Record extracts —
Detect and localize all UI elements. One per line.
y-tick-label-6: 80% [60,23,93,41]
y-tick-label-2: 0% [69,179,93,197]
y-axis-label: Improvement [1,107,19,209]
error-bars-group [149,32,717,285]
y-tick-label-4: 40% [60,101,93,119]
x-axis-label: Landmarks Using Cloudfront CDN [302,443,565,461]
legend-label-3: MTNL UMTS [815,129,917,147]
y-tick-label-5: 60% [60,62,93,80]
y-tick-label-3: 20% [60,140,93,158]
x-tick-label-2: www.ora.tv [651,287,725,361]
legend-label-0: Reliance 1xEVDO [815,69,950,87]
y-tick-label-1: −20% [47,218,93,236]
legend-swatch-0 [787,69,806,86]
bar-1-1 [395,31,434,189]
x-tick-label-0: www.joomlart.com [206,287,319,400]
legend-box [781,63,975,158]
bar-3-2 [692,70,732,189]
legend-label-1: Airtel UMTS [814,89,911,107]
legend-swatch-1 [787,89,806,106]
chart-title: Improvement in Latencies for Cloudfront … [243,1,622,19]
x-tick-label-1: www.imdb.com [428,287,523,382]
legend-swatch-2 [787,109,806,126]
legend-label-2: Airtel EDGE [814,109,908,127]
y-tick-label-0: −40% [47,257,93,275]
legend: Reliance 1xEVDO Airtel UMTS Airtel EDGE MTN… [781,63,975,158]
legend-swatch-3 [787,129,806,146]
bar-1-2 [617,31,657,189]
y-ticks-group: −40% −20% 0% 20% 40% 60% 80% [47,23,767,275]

Prompt — Please write out all the lines above again, swapping each "legend-swatch" for "legend-marker" and changing nothing else.

Solution for this exercise —
Detect and localize all UI elements. One per line.
y-tick-label-6: 80% [60,23,93,41]
y-tick-label-2: 0% [69,179,93,197]
y-axis-label: Improvement [1,107,19,209]
error-bars-group [149,32,717,285]
y-tick-label-4: 40% [60,101,93,119]
x-axis-label: Landmarks Using Cloudfront CDN [302,443,565,461]
legend-label-3: MTNL UMTS [815,129,917,147]
y-tick-label-5: 60% [60,62,93,80]
y-tick-label-3: 20% [60,140,93,158]
x-tick-label-2: www.ora.tv [651,287,725,361]
legend-label-0: Reliance 1xEVDO [815,69,950,87]
y-tick-label-1: −20% [47,218,93,236]
legend-marker-0 [787,69,806,86]
bar-1-1 [395,31,434,189]
x-tick-label-0: www.joomlart.com [206,287,319,400]
legend-box [781,63,975,158]
bar-3-2 [692,70,732,189]
legend-label-1: Airtel UMTS [814,89,911,107]
legend-marker-1 [787,89,806,106]
chart-title: Improvement in Latencies for Cloudfront … [243,1,622,19]
x-tick-label-1: www.imdb.com [428,287,523,382]
legend-marker-2 [787,109,806,126]
legend-label-2: Airtel EDGE [814,109,908,127]
y-tick-label-0: −40% [47,257,93,275]
legend: Reliance 1xEVDO Airtel UMTS Airtel EDGE MTN… [781,63,975,158]
legend-marker-3 [787,129,806,146]
bar-1-2 [617,31,657,189]
y-ticks-group: −40% −20% 0% 20% 40% 60% 80% [47,23,767,275]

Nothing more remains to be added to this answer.